What is expected:
Count every line that holds the string "tagline", and report the number alone.

### Supplied material ###

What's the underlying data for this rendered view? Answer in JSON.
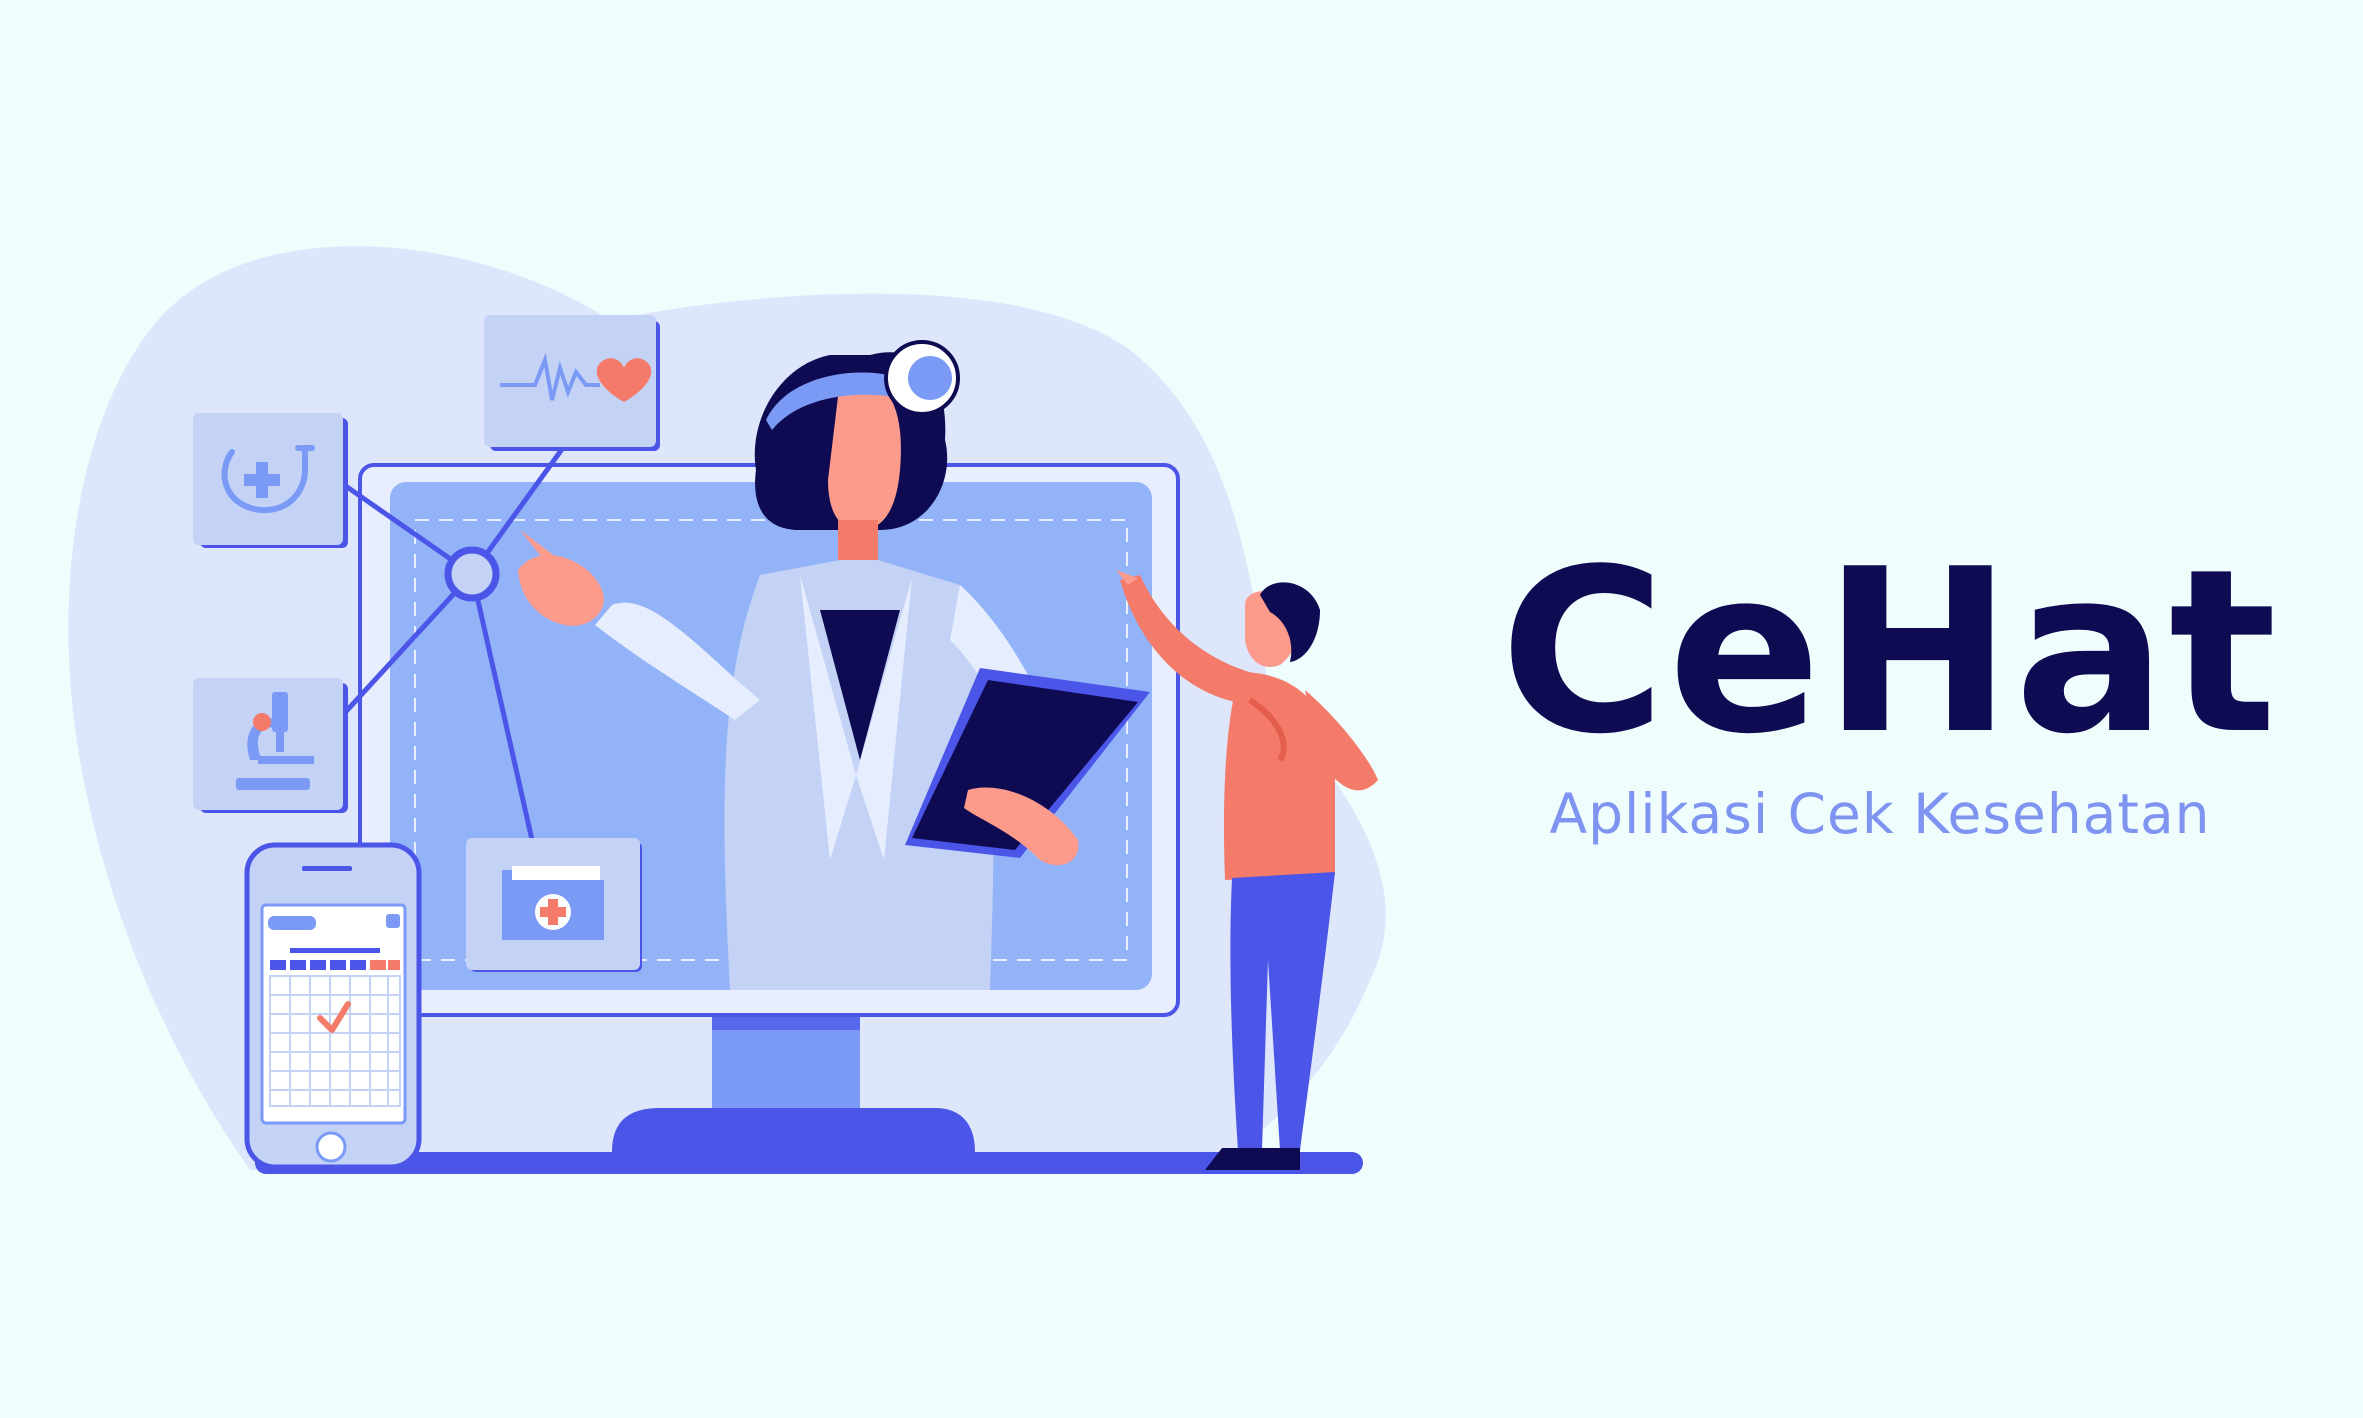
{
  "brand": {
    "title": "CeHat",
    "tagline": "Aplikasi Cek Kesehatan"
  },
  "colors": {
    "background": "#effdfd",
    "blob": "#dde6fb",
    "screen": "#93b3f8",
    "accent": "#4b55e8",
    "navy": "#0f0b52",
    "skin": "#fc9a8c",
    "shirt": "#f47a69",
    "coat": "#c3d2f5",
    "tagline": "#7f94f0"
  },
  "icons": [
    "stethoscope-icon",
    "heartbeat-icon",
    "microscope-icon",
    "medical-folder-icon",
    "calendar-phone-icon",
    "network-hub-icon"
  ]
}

###

Solution:
2